# Do you pay bank fees....or not?



## Jace (Jun 10, 2022)

Did you know....Banks collect*$15.5 Billion *in overdraft and similar fees. 

Me..Not...quite careful.

You?


----------



## Pepper (Jun 10, 2022)

Not.  They pay me.  A whopping .75 cents a month.


----------



## hawkdon (Jun 10, 2022)

Nope, no fees or any kind of other charges...


----------



## Aunt Bea (Jun 10, 2022)

Nope!


----------



## hollydolly (Jun 10, 2022)

No


----------



## Bella (Jun 10, 2022)

Nope.


----------



## Buckeye (Jun 10, 2022)

Nope - I'm good.  

Thanks for asking.


----------



## IrisSenior (Jun 10, 2022)

No, but if I needed a certified cheque, then they would charge me.


----------



## Alligatorob (Jun 10, 2022)

Jace said:


> Do you pay bank fees....or not?​


We all do, one way or the other.  Have to pay for the bank and its employees.


----------



## Blessed (Jun 10, 2022)

Careful so I don't have any fees.  I get a lot of free services that others have to pay for because of my accounts.  My credit card through the bank pays me cash back on purchases.  I use that card for everything and have it set up for autopay every month.  I never carry a balance that would result in interest charges.


----------



## jujube (Jun 10, 2022)

Nope. They even give me a free safety deposit box.


----------



## Kaila (Jun 10, 2022)

I have to be very careful, to avoid them, and usually manage to, unless I must have something they charge for. 
 The fees for anything they do charge for, have grown a lot, so it's significant.


----------



## spectratg (Jun 10, 2022)

Given the ravages of inflation, the banks are collecting their "fees" indirectly through the declining value of the dollar.  BTW, I only get 30 cents a month unlike @Pepper who gets 75 cents.


----------



## feywon (Jun 10, 2022)

Most banks, if you are not chronicly overdrawing, will waive the occasional overdraft fee. You do have to ask tho. And many have plans that allow for automatic transfer from savings if you keep a good bit in savings because they earn interest and checking rarely do.  (I have one of those). 

One of things i like about modern tech is i can reconcile my checking  account as often as i like, check to make sure payments have cleared. When stressed i'm more prone to small errors, tho they often are in direction that doesn't cause overdraft, but happy surprise i have a bit more than i thought.


----------



## Jules (Jun 10, 2022)

No charges as a senior.  SBA from the savings accounts; they do need to make their $billions.


----------



## OneEyedDiva (Jun 10, 2022)

I haven't paid bank fees in about 50 years...literally.  After getting direct deposit when I was about 25, I no longer had to pay checking account fees. Also when I was in my 20's, I had already started building a good (now excellent) credit rating. When applying for cards with fees, I'd call and ask them to waive the fees and they did. Then more cards started being fee free and I have those now. I don't pay interest since I pay all my credit card bills in full each month. I'm sure I've saved several thousands over the years. In fact, we purchased our timeshare, interest free and that alone saved over $4,000. After two reps couldn't sell me, the manager came over, dropped the price to 1/3 of asking then I hit him with I'm Muslim and we don't pay interest (Riba)...which is true. He said if we paid it off in a year, it would be interest free and that's what we did.

········

Problems to work on
A. Return the part of the bank fees thread running from "Nope. They even" down to "they charge for.", word for word.
B. In the bank fees thread, what does jujube's bank provide at no charge?
Base your work on the bank fees thread alone.

········

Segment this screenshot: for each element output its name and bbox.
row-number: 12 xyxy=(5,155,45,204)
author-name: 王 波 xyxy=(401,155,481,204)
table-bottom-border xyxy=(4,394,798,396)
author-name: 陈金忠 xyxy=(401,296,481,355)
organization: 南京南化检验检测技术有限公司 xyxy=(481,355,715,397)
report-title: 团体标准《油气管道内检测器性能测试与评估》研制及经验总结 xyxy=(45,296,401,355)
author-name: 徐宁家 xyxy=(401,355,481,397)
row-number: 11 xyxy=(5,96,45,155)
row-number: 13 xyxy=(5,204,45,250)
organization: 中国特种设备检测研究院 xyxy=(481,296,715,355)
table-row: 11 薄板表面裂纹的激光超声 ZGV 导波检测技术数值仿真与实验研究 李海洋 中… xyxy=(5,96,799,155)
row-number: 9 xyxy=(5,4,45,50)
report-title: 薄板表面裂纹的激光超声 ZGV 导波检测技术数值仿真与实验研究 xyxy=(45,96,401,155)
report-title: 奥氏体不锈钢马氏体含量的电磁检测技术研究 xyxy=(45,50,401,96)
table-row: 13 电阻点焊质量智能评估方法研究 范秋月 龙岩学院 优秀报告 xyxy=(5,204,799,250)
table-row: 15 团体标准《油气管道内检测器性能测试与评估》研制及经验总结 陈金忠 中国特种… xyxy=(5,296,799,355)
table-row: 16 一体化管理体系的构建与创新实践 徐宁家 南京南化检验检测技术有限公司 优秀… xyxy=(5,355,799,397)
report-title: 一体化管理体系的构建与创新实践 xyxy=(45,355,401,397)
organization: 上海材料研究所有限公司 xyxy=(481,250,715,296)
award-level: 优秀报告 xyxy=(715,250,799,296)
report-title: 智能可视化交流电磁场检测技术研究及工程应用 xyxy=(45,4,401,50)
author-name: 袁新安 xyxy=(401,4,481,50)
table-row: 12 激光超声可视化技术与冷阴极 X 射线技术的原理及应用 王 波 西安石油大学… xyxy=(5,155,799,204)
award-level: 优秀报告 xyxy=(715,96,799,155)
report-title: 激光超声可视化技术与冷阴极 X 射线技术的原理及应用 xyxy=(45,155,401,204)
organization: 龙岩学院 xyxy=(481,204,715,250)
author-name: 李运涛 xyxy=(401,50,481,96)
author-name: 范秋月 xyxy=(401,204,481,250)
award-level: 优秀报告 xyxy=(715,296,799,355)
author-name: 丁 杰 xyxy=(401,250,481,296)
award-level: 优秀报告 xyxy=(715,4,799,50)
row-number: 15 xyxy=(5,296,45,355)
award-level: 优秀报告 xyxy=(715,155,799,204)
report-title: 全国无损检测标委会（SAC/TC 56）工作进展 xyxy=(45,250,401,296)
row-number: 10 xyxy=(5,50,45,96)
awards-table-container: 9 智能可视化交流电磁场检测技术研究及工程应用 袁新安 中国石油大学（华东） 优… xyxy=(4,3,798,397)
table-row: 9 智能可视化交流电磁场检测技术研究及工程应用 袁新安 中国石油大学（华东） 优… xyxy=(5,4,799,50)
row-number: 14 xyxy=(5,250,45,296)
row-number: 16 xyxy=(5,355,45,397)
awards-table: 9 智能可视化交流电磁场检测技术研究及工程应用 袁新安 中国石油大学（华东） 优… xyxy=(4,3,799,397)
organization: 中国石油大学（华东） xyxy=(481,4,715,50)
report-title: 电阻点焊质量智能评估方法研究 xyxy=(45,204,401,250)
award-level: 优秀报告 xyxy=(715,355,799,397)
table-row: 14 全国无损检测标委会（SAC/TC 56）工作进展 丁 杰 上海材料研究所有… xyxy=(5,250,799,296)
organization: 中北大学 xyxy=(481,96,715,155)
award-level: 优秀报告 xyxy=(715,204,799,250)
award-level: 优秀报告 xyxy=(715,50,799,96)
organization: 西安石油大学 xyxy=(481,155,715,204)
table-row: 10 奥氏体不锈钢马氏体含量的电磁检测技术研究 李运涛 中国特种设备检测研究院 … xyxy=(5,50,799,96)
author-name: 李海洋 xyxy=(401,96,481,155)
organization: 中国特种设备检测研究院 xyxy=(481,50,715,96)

········

Results of the exercise
A.
Nope. They even give me a free safety deposit box.


----------



## Kaila (Jun 10, 2022)

I have to be very careful, to avoid them, and usually manage to, unless I must have something they charge for.

B. A safety deposit box.